All of the records below must be output exactly, with no pictures carried over.

• [TASK DATA]:
** begin **
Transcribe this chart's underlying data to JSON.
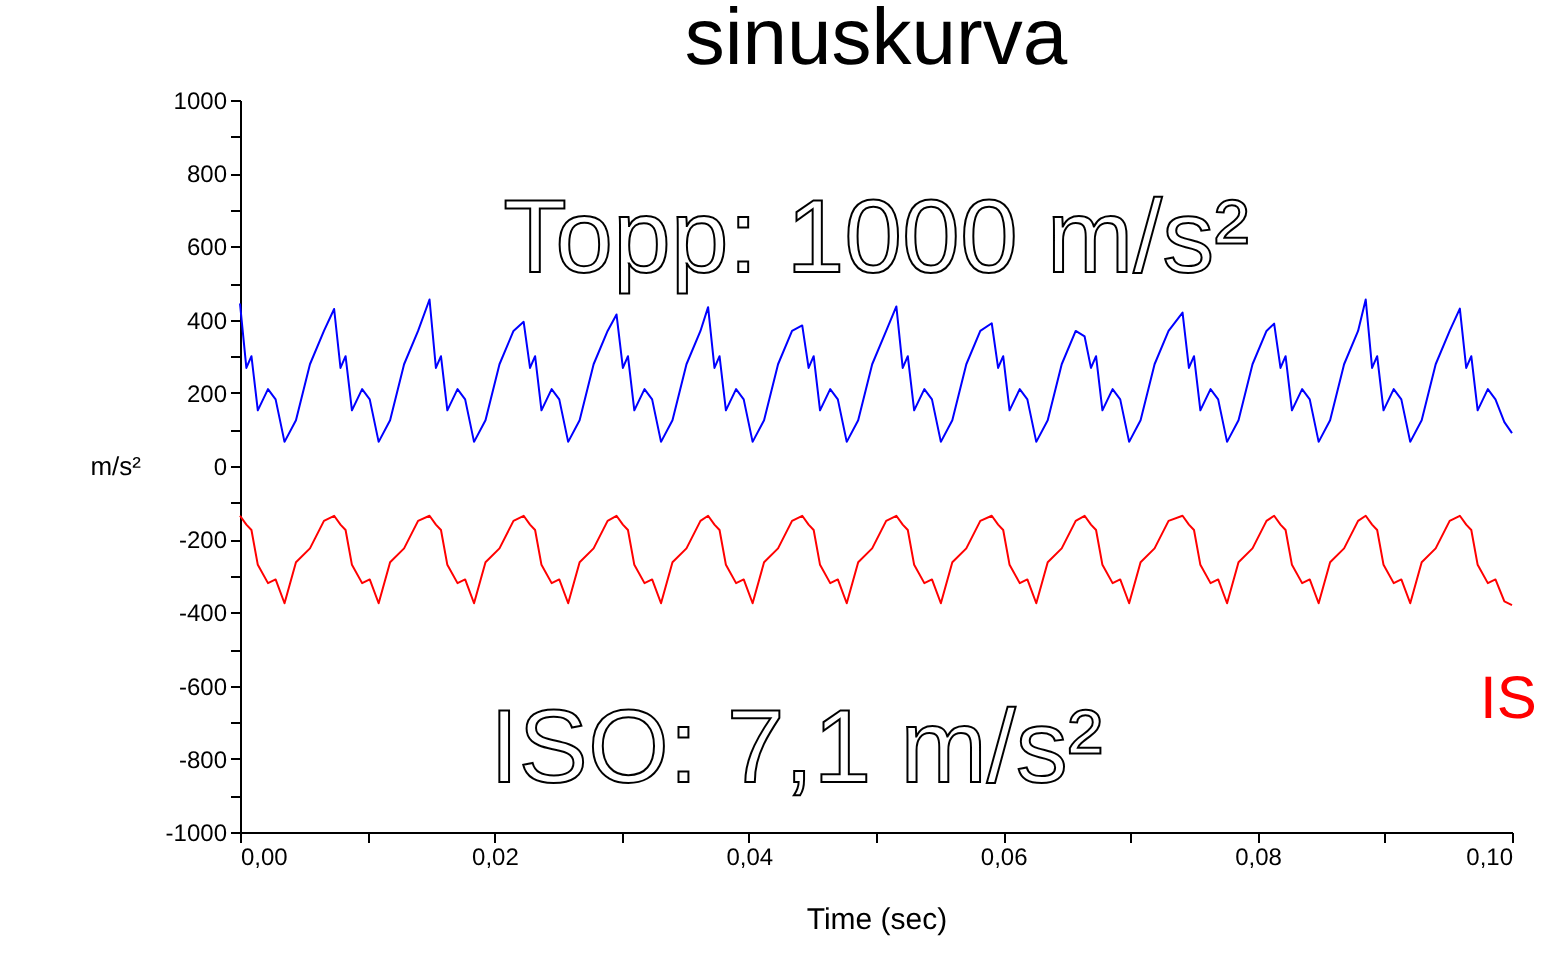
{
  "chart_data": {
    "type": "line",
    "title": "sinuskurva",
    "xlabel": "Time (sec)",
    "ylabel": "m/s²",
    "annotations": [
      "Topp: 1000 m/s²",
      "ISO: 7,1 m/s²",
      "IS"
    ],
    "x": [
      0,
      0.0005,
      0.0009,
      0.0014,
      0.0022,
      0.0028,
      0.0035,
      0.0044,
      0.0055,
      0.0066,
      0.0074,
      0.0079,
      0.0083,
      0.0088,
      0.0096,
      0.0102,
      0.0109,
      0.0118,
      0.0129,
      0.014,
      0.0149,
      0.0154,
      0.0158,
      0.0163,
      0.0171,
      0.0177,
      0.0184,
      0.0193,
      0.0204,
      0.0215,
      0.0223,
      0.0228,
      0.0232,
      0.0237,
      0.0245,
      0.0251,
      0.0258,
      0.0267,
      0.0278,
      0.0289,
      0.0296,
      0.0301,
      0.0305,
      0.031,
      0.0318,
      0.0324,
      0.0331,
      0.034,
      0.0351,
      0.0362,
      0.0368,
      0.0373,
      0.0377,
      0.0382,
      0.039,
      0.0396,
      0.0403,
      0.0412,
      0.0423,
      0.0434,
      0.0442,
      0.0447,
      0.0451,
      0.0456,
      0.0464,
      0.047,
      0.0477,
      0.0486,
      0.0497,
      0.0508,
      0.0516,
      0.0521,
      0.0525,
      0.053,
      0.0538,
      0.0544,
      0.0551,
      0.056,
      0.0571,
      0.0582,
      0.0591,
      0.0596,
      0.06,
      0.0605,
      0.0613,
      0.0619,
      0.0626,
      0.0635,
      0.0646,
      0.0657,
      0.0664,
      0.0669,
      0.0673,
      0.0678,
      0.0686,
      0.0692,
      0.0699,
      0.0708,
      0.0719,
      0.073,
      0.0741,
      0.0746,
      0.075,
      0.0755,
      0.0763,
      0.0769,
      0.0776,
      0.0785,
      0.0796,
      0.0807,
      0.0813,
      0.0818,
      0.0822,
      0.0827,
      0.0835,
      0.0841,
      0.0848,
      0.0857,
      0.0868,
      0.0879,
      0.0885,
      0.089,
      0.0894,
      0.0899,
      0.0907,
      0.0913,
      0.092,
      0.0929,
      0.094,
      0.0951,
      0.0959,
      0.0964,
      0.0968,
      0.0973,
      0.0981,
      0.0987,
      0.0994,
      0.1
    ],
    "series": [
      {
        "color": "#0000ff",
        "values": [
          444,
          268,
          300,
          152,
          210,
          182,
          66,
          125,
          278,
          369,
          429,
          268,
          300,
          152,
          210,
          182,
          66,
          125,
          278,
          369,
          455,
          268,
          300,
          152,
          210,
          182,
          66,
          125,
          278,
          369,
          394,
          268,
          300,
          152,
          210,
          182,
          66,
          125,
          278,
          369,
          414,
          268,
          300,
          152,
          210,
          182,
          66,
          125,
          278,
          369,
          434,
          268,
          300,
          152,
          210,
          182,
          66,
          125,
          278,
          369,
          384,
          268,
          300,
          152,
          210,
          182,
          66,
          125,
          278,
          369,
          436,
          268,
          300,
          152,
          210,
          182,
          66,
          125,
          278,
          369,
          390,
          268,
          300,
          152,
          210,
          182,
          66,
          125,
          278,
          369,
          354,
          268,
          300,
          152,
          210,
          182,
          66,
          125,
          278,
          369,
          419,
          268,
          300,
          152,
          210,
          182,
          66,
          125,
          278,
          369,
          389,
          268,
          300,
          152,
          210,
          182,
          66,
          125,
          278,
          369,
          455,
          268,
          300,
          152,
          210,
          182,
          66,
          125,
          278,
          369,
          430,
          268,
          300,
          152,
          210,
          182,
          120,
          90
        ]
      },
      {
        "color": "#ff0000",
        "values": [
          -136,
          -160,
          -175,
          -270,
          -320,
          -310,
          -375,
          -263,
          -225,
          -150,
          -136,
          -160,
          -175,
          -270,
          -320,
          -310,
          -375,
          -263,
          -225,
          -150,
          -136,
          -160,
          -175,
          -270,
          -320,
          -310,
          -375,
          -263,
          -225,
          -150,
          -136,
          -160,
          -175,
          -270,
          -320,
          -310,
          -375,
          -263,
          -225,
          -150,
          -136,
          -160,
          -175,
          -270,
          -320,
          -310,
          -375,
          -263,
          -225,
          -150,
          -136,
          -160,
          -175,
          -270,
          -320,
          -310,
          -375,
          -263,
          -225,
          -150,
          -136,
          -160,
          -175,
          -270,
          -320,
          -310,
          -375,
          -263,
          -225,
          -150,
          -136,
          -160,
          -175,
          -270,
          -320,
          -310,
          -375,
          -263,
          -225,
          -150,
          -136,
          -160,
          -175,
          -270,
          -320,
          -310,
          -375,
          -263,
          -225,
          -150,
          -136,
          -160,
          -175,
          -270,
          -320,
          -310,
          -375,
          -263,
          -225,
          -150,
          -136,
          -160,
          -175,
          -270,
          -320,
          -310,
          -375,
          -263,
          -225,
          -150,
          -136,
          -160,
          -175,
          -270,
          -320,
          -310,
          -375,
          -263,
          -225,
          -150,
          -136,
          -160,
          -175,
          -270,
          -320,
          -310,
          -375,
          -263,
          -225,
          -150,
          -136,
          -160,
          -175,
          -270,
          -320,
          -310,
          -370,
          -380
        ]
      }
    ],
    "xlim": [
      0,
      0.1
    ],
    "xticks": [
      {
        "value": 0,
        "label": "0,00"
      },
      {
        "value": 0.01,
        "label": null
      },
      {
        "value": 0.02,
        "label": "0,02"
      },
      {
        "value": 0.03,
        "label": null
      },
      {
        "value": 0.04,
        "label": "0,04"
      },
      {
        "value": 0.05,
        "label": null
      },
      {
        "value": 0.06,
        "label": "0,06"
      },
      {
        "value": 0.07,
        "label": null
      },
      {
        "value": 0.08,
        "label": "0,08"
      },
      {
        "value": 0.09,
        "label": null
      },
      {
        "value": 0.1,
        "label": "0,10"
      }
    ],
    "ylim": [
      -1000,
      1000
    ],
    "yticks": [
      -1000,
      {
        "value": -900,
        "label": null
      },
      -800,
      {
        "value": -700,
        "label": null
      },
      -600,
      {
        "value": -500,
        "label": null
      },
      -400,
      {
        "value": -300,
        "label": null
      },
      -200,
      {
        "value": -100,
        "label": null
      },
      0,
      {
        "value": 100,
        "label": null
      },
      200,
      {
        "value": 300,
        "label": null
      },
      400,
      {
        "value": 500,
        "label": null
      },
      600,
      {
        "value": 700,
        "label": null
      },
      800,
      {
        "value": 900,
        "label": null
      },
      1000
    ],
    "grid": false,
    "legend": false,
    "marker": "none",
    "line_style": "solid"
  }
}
** end **
• [EXPECTED OUTPUT]:
Transcribe this chart's underlying data to JSON.
{
  "chart_data": {
    "type": "line",
    "title": "sinuskurva",
    "xlabel": "Time (sec)",
    "ylabel": "m/s²",
    "annotations": [
      "Topp: 1000 m/s²",
      "ISO: 7,1 m/s²",
      "IS"
    ],
    "x": [
      0,
      0.0005,
      0.0009,
      0.0014,
      0.0022,
      0.0028,
      0.0035,
      0.0044,
      0.0055,
      0.0066,
      0.0074,
      0.0079,
      0.0083,
      0.0088,
      0.0096,
      0.0102,
      0.0109,
      0.0118,
      0.0129,
      0.014,
      0.0149,
      0.0154,
      0.0158,
      0.0163,
      0.0171,
      0.0177,
      0.0184,
      0.0193,
      0.0204,
      0.0215,
      0.0223,
      0.0228,
      0.0232,
      0.0237,
      0.0245,
      0.0251,
      0.0258,
      0.0267,
      0.0278,
      0.0289,
      0.0296,
      0.0301,
      0.0305,
      0.031,
      0.0318,
      0.0324,
      0.0331,
      0.034,
      0.0351,
      0.0362,
      0.0368,
      0.0373,
      0.0377,
      0.0382,
      0.039,
      0.0396,
      0.0403,
      0.0412,
      0.0423,
      0.0434,
      0.0442,
      0.0447,
      0.0451,
      0.0456,
      0.0464,
      0.047,
      0.0477,
      0.0486,
      0.0497,
      0.0508,
      0.0516,
      0.0521,
      0.0525,
      0.053,
      0.0538,
      0.0544,
      0.0551,
      0.056,
      0.0571,
      0.0582,
      0.0591,
      0.0596,
      0.06,
      0.0605,
      0.0613,
      0.0619,
      0.0626,
      0.0635,
      0.0646,
      0.0657,
      0.0664,
      0.0669,
      0.0673,
      0.0678,
      0.0686,
      0.0692,
      0.0699,
      0.0708,
      0.0719,
      0.073,
      0.0741,
      0.0746,
      0.075,
      0.0755,
      0.0763,
      0.0769,
      0.0776,
      0.0785,
      0.0796,
      0.0807,
      0.0813,
      0.0818,
      0.0822,
      0.0827,
      0.0835,
      0.0841,
      0.0848,
      0.0857,
      0.0868,
      0.0879,
      0.0885,
      0.089,
      0.0894,
      0.0899,
      0.0907,
      0.0913,
      0.092,
      0.0929,
      0.094,
      0.0951,
      0.0959,
      0.0964,
      0.0968,
      0.0973,
      0.0981,
      0.0987,
      0.0994,
      0.1
    ],
    "series": [
      {
        "color": "#0000ff",
        "values": [
          444,
          268,
          300,
          152,
          210,
          182,
          66,
          125,
          278,
          369,
          429,
          268,
          300,
          152,
          210,
          182,
          66,
          125,
          278,
          369,
          455,
          268,
          300,
          152,
          210,
          182,
          66,
          125,
          278,
          369,
          394,
          268,
          300,
          152,
          210,
          182,
          66,
          125,
          278,
          369,
          414,
          268,
          300,
          152,
          210,
          182,
          66,
          125,
          278,
          369,
          434,
          268,
          300,
          152,
          210,
          182,
          66,
          125,
          278,
          369,
          384,
          268,
          300,
          152,
          210,
          182,
          66,
          125,
          278,
          369,
          436,
          268,
          300,
          152,
          210,
          182,
          66,
          125,
          278,
          369,
          390,
          268,
          300,
          152,
          210,
          182,
          66,
          125,
          278,
          369,
          354,
          268,
          300,
          152,
          210,
          182,
          66,
          125,
          278,
          369,
          419,
          268,
          300,
          152,
          210,
          182,
          66,
          125,
          278,
          369,
          389,
          268,
          300,
          152,
          210,
          182,
          66,
          125,
          278,
          369,
          455,
          268,
          300,
          152,
          210,
          182,
          66,
          125,
          278,
          369,
          430,
          268,
          300,
          152,
          210,
          182,
          120,
          90
        ]
      },
      {
        "color": "#ff0000",
        "values": [
          -136,
          -160,
          -175,
          -270,
          -320,
          -310,
          -375,
          -263,
          -225,
          -150,
          -136,
          -160,
          -175,
          -270,
          -320,
          -310,
          -375,
          -263,
          -225,
          -150,
          -136,
          -160,
          -175,
          -270,
          -320,
          -310,
          -375,
          -263,
          -225,
          -150,
          -136,
          -160,
          -175,
          -270,
          -320,
          -310,
          -375,
          -263,
          -225,
          -150,
          -136,
          -160,
          -175,
          -270,
          -320,
          -310,
          -375,
          -263,
          -225,
          -150,
          -136,
          -160,
          -175,
          -270,
          -320,
          -310,
          -375,
          -263,
          -225,
          -150,
          -136,
          -160,
          -175,
          -270,
          -320,
          -310,
          -375,
          -263,
          -225,
          -150,
          -136,
          -160,
          -175,
          -270,
          -320,
          -310,
          -375,
          -263,
          -225,
          -150,
          -136,
          -160,
          -175,
          -270,
          -320,
          -310,
          -375,
          -263,
          -225,
          -150,
          -136,
          -160,
          -175,
          -270,
          -320,
          -310,
          -375,
          -263,
          -225,
          -150,
          -136,
          -160,
          -175,
          -270,
          -320,
          -310,
          -375,
          -263,
          -225,
          -150,
          -136,
          -160,
          -175,
          -270,
          -320,
          -310,
          -375,
          -263,
          -225,
          -150,
          -136,
          -160,
          -175,
          -270,
          -320,
          -310,
          -375,
          -263,
          -225,
          -150,
          -136,
          -160,
          -175,
          -270,
          -320,
          -310,
          -370,
          -380
        ]
      }
    ],
    "xlim": [
      0,
      0.1
    ],
    "xticks": [
      {
        "value": 0,
        "label": "0,00"
      },
      {
        "value": 0.01,
        "label": null
      },
      {
        "value": 0.02,
        "label": "0,02"
      },
      {
        "value": 0.03,
        "label": null
      },
      {
        "value": 0.04,
        "label": "0,04"
      },
      {
        "value": 0.05,
        "label": null
      },
      {
        "value": 0.06,
        "label": "0,06"
      },
      {
        "value": 0.07,
        "label": null
      },
      {
        "value": 0.08,
        "label": "0,08"
      },
      {
        "value": 0.09,
        "label": null
      },
      {
        "value": 0.1,
        "label": "0,10"
      }
    ],
    "ylim": [
      -1000,
      1000
    ],
    "yticks": [
      -1000,
      {
        "value": -900,
        "label": null
      },
      -800,
      {
        "value": -700,
        "label": null
      },
      -600,
      {
        "value": -500,
        "label": null
      },
      -400,
      {
        "value": -300,
        "label": null
      },
      -200,
      {
        "value": -100,
        "label": null
      },
      0,
      {
        "value": 100,
        "label": null
      },
      200,
      {
        "value": 300,
        "label": null
      },
      400,
      {
        "value": 500,
        "label": null
      },
      600,
      {
        "value": 700,
        "label": null
      },
      800,
      {
        "value": 900,
        "label": null
      },
      1000
    ],
    "grid": false,
    "legend": false,
    "marker": "none",
    "line_style": "solid"
  }
}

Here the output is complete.